>>>

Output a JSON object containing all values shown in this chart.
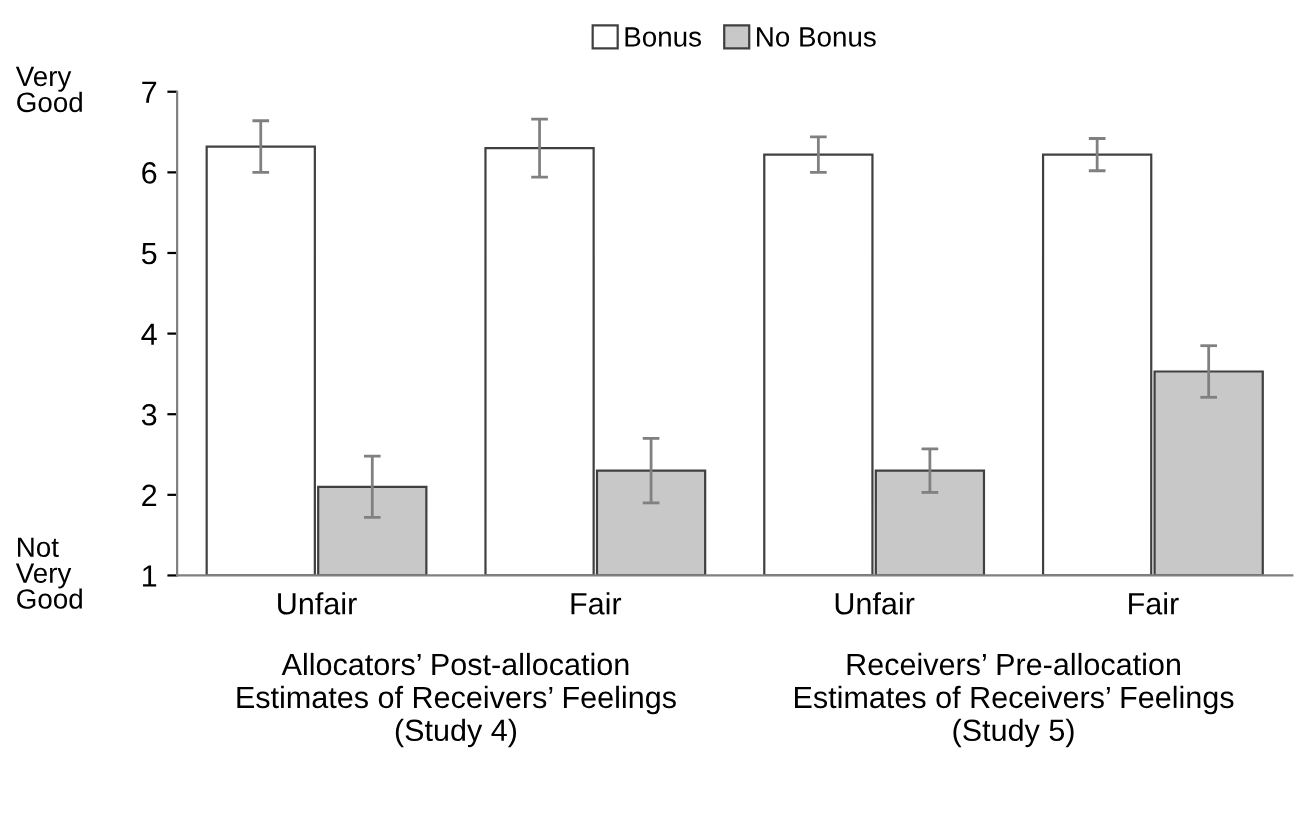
{
  "chart_data": {
    "type": "bar",
    "categories": [
      "Unfair",
      "Fair",
      "Unfair",
      "Fair"
    ],
    "series": [
      {
        "name": "Bonus",
        "color": "#ffffff",
        "values": [
          6.32,
          6.3,
          6.22,
          6.22
        ],
        "errors": [
          0.32,
          0.36,
          0.22,
          0.2
        ]
      },
      {
        "name": "No Bonus",
        "color": "#c8c8c8",
        "values": [
          2.1,
          2.3,
          2.3,
          3.53
        ],
        "errors": [
          0.38,
          0.4,
          0.27,
          0.32
        ]
      }
    ],
    "ylim": [
      1,
      7
    ],
    "yticks": [
      1,
      2,
      3,
      4,
      5,
      6,
      7
    ],
    "grid": false,
    "legend": "top",
    "annotations": [
      "Allocators’ Post-allocation\nEstimates of Receivers’ Feelings\n(Study 4)",
      "Receivers’ Pre-allocation\nEstimates of Receivers’ Feelings\n(Study 5)",
      "Very\nGood",
      "Not\nVery\nGood"
    ]
  }
}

<<<

Reproduce all of the material exactly, apart from the pictures.

- THE RESULT:
Output a JSON object containing all values shown in this chart.
{
  "chart_data": {
    "type": "bar",
    "categories": [
      "Unfair",
      "Fair",
      "Unfair",
      "Fair"
    ],
    "series": [
      {
        "name": "Bonus",
        "color": "#ffffff",
        "values": [
          6.32,
          6.3,
          6.22,
          6.22
        ],
        "errors": [
          0.32,
          0.36,
          0.22,
          0.2
        ]
      },
      {
        "name": "No Bonus",
        "color": "#c8c8c8",
        "values": [
          2.1,
          2.3,
          2.3,
          3.53
        ],
        "errors": [
          0.38,
          0.4,
          0.27,
          0.32
        ]
      }
    ],
    "ylim": [
      1,
      7
    ],
    "yticks": [
      1,
      2,
      3,
      4,
      5,
      6,
      7
    ],
    "grid": false,
    "legend": "top",
    "annotations": [
      "Allocators’ Post-allocation\nEstimates of Receivers’ Feelings\n(Study 4)",
      "Receivers’ Pre-allocation\nEstimates of Receivers’ Feelings\n(Study 5)",
      "Very\nGood",
      "Not\nVery\nGood"
    ]
  }
}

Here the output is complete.